Give back the full material, exactly as it reads.

EXCERPTED RECORDS =
╔══

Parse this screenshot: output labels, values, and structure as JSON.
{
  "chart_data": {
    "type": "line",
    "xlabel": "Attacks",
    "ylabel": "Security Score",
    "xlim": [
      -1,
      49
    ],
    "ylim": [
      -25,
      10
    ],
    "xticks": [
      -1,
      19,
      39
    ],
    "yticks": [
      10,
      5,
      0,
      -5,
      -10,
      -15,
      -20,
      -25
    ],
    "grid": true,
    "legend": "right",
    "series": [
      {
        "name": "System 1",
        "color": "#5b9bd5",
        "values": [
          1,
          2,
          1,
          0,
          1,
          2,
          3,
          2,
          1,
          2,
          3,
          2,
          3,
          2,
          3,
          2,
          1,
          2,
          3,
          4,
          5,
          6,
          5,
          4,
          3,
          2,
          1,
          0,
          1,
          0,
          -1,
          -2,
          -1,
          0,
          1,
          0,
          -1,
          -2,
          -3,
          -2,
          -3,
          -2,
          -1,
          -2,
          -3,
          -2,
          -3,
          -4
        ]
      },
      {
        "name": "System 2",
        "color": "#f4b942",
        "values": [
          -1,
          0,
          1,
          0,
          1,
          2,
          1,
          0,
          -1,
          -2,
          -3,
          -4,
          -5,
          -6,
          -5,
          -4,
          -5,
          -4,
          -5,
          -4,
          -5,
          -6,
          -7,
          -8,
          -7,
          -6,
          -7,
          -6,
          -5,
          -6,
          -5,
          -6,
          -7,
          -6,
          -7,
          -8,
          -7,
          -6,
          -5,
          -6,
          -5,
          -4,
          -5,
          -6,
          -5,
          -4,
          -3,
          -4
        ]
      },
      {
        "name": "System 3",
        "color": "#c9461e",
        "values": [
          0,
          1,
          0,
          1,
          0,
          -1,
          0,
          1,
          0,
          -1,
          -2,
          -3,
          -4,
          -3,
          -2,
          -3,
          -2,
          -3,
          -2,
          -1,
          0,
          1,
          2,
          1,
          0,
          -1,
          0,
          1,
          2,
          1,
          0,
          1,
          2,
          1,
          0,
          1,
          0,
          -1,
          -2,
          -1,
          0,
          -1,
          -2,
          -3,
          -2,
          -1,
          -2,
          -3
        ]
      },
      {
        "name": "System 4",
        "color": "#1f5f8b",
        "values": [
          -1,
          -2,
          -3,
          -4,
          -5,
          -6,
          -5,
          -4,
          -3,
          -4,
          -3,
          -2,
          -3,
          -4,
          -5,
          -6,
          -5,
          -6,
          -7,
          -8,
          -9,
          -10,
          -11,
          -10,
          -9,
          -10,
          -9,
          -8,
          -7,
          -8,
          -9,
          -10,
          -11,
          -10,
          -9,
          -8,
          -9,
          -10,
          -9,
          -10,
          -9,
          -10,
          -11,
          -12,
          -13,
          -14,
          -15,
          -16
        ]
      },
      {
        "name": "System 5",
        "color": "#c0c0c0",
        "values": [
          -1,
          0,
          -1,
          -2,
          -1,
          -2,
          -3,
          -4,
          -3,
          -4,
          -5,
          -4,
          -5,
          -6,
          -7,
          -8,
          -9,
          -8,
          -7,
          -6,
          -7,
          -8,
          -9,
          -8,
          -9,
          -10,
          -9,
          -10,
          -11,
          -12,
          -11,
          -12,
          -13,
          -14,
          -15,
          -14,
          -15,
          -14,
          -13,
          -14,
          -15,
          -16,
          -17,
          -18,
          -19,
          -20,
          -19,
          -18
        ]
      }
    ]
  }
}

╚══

FINAL RESULT =
Parse this screenshot: output labels, values, and structure as JSON.
{
  "chart_data": {
    "type": "line",
    "xlabel": "Attacks",
    "ylabel": "Security Score",
    "xlim": [
      -1,
      49
    ],
    "ylim": [
      -25,
      10
    ],
    "xticks": [
      -1,
      19,
      39
    ],
    "yticks": [
      10,
      5,
      0,
      -5,
      -10,
      -15,
      -20,
      -25
    ],
    "grid": true,
    "legend": "right",
    "series": [
      {
        "name": "System 1",
        "color": "#5b9bd5",
        "values": [
          1,
          2,
          1,
          0,
          1,
          2,
          3,
          2,
          1,
          2,
          3,
          2,
          3,
          2,
          3,
          2,
          1,
          2,
          3,
          4,
          5,
          6,
          5,
          4,
          3,
          2,
          1,
          0,
          1,
          0,
          -1,
          -2,
          -1,
          0,
          1,
          0,
          -1,
          -2,
          -3,
          -2,
          -3,
          -2,
          -1,
          -2,
          -3,
          -2,
          -3,
          -4
        ]
      },
      {
        "name": "System 2",
        "color": "#f4b942",
        "values": [
          -1,
          0,
          1,
          0,
          1,
          2,
          1,
          0,
          -1,
          -2,
          -3,
          -4,
          -5,
          -6,
          -5,
          -4,
          -5,
          -4,
          -5,
          -4,
          -5,
          -6,
          -7,
          -8,
          -7,
          -6,
          -7,
          -6,
          -5,
          -6,
          -5,
          -6,
          -7,
          -6,
          -7,
          -8,
          -7,
          -6,
          -5,
          -6,
          -5,
          -4,
          -5,
          -6,
          -5,
          -4,
          -3,
          -4
        ]
      },
      {
        "name": "System 3",
        "color": "#c9461e",
        "values": [
          0,
          1,
          0,
          1,
          0,
          -1,
          0,
          1,
          0,
          -1,
          -2,
          -3,
          -4,
          -3,
          -2,
          -3,
          -2,
          -3,
          -2,
          -1,
          0,
          1,
          2,
          1,
          0,
          -1,
          0,
          1,
          2,
          1,
          0,
          1,
          2,
          1,
          0,
          1,
          0,
          -1,
          -2,
          -1,
          0,
          -1,
          -2,
          -3,
          -2,
          -1,
          -2,
          -3
        ]
      },
      {
        "name": "System 4",
        "color": "#1f5f8b",
        "values": [
          -1,
          -2,
          -3,
          -4,
          -5,
          -6,
          -5,
          -4,
          -3,
          -4,
          -3,
          -2,
          -3,
          -4,
          -5,
          -6,
          -5,
          -6,
          -7,
          -8,
          -9,
          -10,
          -11,
          -10,
          -9,
          -10,
          -9,
          -8,
          -7,
          -8,
          -9,
          -10,
          -11,
          -10,
          -9,
          -8,
          -9,
          -10,
          -9,
          -10,
          -9,
          -10,
          -11,
          -12,
          -13,
          -14,
          -15,
          -16
        ]
      },
      {
        "name": "System 5",
        "color": "#c0c0c0",
        "values": [
          -1,
          0,
          -1,
          -2,
          -1,
          -2,
          -3,
          -4,
          -3,
          -4,
          -5,
          -4,
          -5,
          -6,
          -7,
          -8,
          -9,
          -8,
          -7,
          -6,
          -7,
          -8,
          -9,
          -8,
          -9,
          -10,
          -9,
          -10,
          -11,
          -12,
          -11,
          -12,
          -13,
          -14,
          -15,
          -14,
          -15,
          -14,
          -13,
          -14,
          -15,
          -16,
          -17,
          -18,
          -19,
          -20,
          -19,
          -18
        ]
      }
    ]
  }
}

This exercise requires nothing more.